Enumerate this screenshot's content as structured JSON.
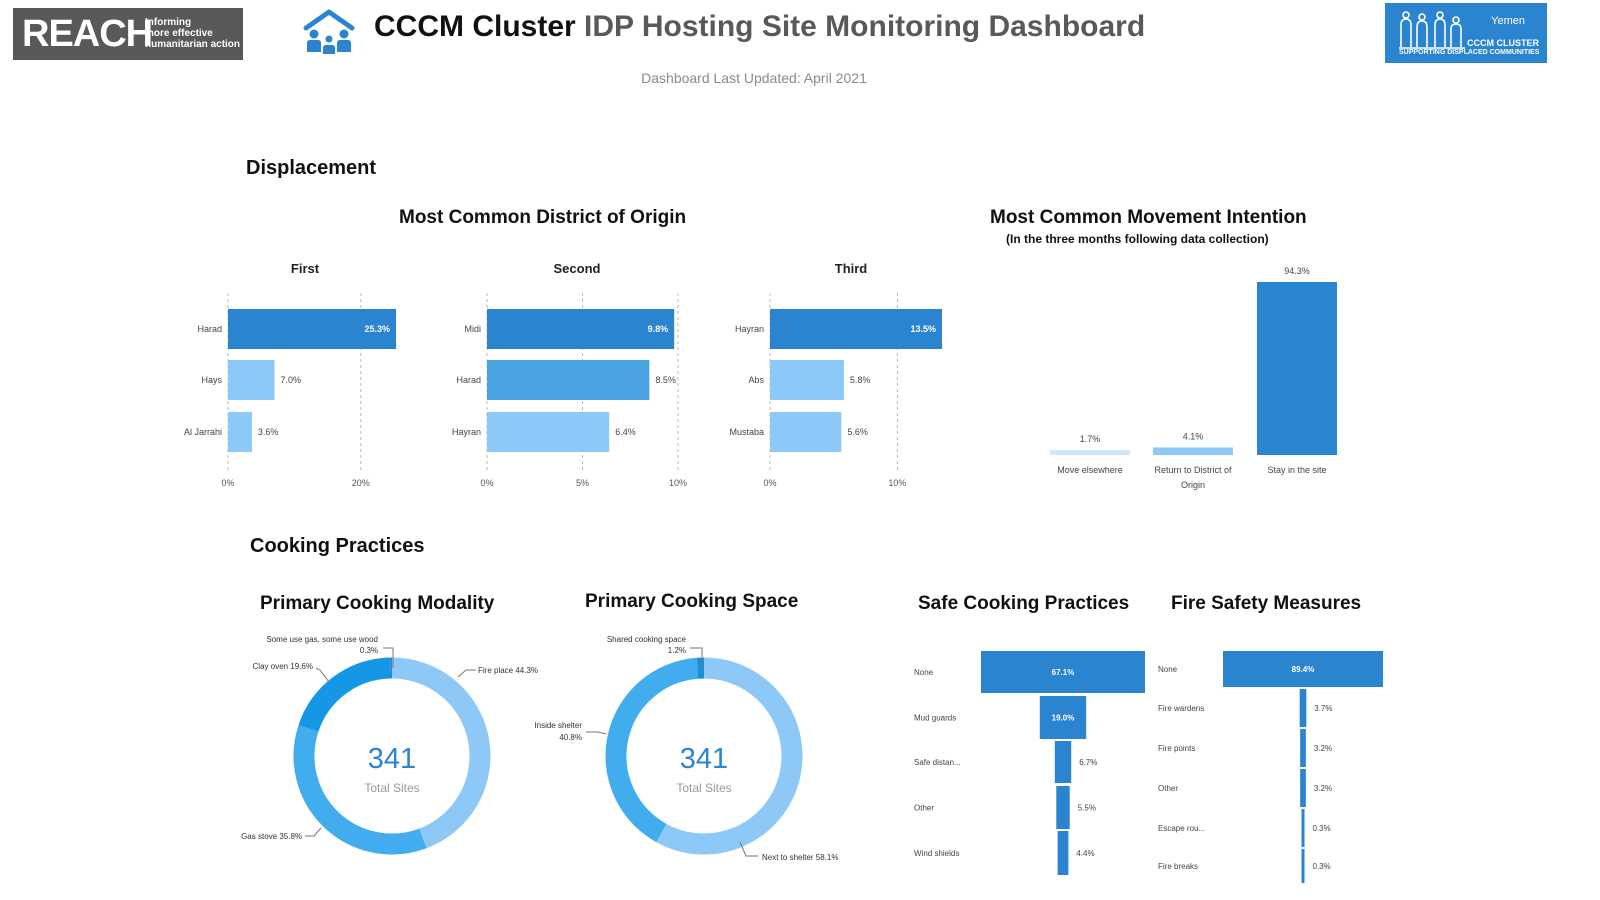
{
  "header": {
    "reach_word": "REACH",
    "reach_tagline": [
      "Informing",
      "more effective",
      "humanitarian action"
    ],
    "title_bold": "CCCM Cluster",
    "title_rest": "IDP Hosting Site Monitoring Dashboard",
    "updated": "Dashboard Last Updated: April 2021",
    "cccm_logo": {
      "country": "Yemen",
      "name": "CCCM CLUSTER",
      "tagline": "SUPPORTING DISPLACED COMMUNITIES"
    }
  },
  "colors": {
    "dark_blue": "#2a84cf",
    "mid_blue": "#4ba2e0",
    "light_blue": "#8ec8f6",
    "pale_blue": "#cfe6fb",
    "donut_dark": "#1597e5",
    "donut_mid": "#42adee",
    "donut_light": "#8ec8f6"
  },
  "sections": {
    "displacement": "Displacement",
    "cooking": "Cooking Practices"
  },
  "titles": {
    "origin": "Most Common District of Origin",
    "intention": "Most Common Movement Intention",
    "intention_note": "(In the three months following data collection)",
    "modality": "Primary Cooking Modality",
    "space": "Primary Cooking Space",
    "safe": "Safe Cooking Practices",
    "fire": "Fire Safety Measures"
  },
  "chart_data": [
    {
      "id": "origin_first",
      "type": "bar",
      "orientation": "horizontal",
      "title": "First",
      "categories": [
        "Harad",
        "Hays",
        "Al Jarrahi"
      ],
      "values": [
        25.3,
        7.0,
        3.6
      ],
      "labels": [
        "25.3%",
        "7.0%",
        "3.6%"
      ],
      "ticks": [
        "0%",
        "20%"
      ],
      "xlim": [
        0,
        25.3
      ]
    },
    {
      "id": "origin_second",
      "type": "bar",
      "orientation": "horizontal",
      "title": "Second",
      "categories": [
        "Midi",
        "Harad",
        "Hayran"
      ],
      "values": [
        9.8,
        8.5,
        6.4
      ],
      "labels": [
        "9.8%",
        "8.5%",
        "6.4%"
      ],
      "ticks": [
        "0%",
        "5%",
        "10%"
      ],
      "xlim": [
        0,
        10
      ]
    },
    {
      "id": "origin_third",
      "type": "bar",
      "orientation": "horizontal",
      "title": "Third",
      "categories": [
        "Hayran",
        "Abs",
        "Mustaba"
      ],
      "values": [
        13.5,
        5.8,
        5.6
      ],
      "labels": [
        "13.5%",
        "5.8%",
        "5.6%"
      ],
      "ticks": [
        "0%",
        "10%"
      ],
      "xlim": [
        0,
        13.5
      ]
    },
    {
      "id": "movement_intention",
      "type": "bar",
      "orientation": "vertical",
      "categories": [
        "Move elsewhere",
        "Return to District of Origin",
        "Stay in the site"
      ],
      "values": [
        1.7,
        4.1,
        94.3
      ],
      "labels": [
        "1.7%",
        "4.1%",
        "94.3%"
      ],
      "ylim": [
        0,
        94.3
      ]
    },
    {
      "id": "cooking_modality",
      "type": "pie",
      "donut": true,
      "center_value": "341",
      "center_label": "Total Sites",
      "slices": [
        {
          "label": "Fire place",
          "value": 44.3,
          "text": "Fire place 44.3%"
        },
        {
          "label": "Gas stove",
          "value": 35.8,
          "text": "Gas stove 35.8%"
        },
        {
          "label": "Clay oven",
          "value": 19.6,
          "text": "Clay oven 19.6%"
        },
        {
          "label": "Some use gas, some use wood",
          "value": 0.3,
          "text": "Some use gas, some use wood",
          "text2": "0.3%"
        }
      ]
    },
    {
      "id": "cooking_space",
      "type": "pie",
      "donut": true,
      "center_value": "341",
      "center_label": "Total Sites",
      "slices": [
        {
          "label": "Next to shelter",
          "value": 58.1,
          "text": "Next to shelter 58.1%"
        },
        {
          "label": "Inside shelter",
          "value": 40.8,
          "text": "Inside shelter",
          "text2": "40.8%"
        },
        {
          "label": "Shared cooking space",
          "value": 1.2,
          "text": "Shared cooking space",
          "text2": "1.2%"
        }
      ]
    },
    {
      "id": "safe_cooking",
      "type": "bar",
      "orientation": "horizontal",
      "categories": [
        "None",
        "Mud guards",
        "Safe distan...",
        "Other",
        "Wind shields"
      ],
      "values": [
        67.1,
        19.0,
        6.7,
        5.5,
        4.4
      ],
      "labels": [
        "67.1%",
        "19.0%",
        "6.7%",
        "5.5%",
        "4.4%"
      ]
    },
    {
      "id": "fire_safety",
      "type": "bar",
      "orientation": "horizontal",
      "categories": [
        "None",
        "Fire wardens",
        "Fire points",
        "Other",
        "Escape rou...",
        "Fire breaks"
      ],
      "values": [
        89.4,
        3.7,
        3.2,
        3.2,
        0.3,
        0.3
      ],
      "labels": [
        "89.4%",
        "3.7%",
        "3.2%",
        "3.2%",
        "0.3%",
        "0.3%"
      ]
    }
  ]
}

+ + +

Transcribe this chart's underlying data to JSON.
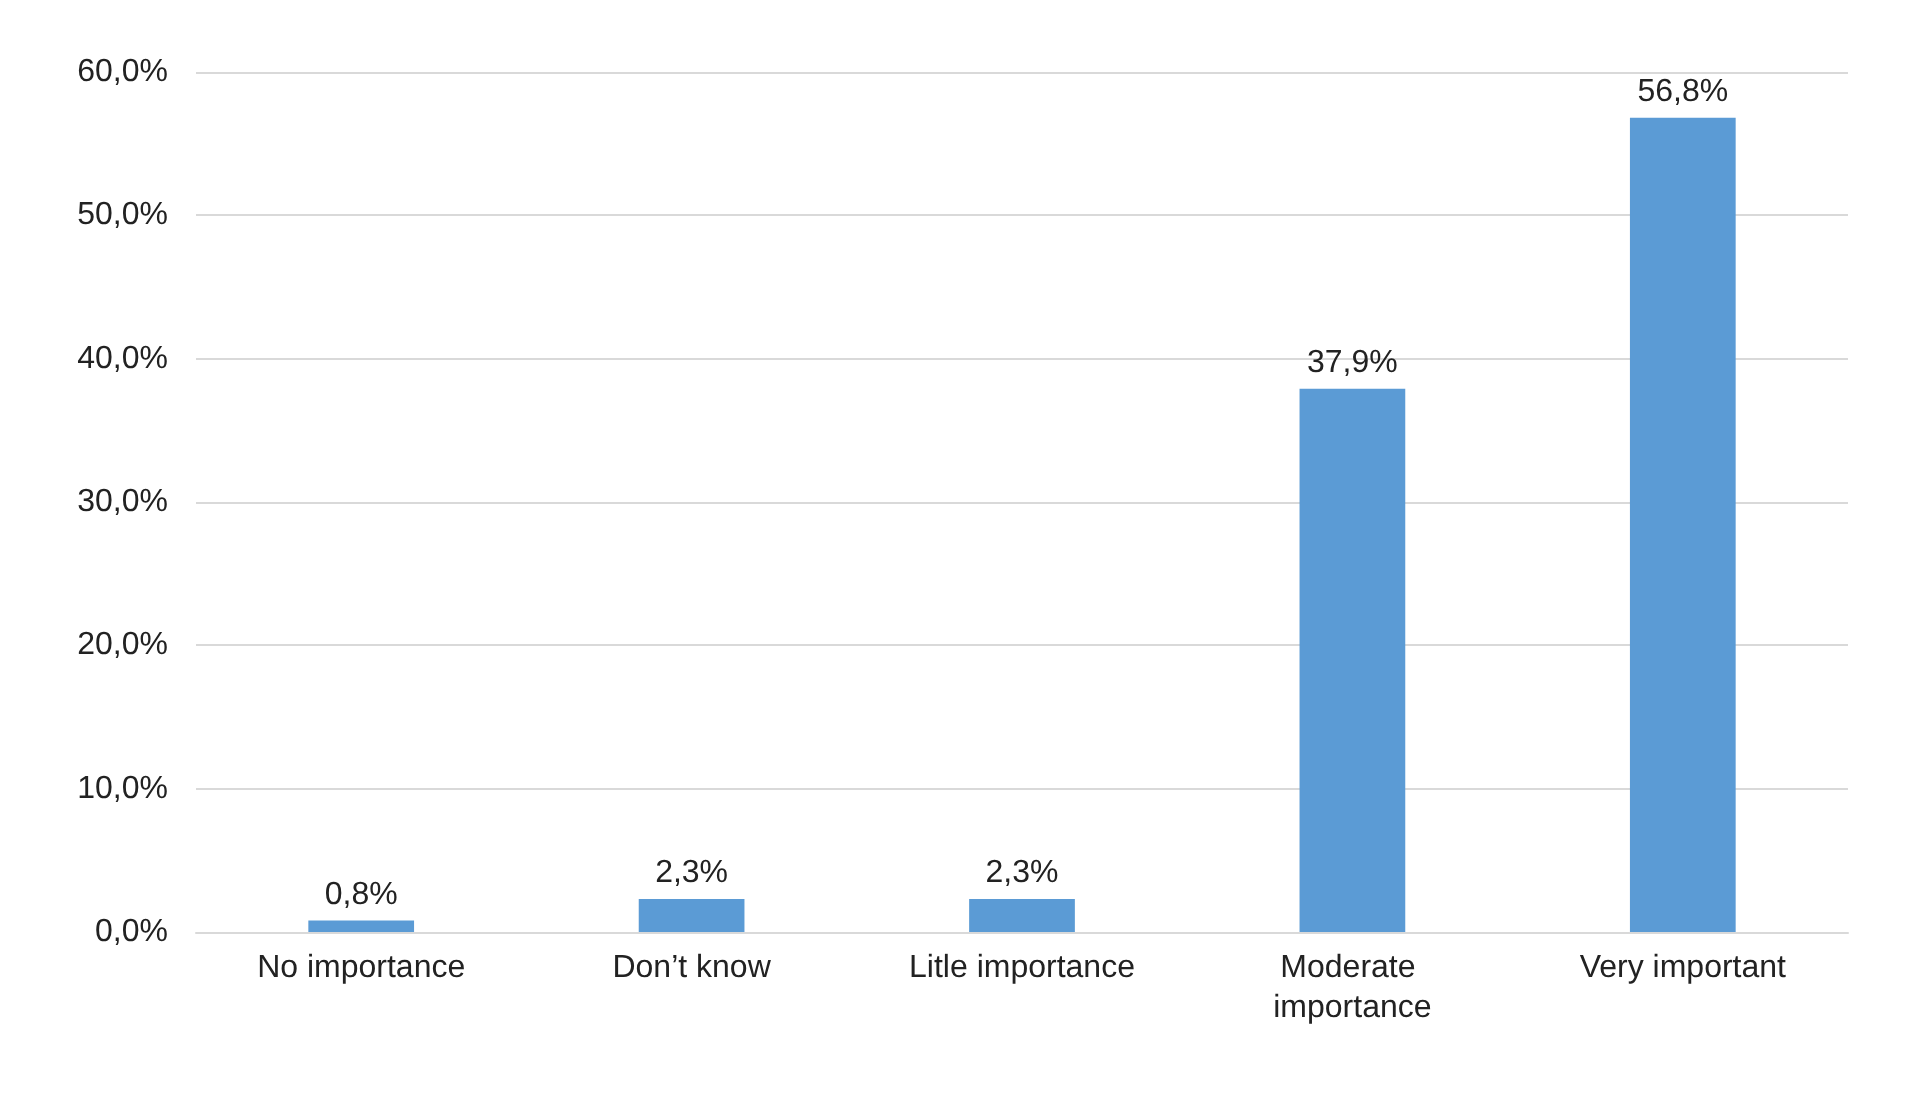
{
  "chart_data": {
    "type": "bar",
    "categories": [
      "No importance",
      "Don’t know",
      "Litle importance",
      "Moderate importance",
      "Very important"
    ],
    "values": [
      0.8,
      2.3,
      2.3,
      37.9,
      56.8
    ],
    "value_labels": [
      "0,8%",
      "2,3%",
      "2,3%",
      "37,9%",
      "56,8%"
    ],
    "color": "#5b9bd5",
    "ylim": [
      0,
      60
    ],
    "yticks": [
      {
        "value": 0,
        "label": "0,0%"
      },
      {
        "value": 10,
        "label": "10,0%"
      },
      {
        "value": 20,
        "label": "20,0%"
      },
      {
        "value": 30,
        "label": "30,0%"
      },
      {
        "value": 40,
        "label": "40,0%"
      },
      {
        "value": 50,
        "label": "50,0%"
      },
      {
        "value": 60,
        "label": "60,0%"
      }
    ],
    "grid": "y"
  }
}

+ + +

PROMPT:
Copy in full each line that holds the word "JSON".

TASK RESPONSE:
Enumerate this screenshot's content as structured JSON.
Transcribe this chart's underlying data to JSON.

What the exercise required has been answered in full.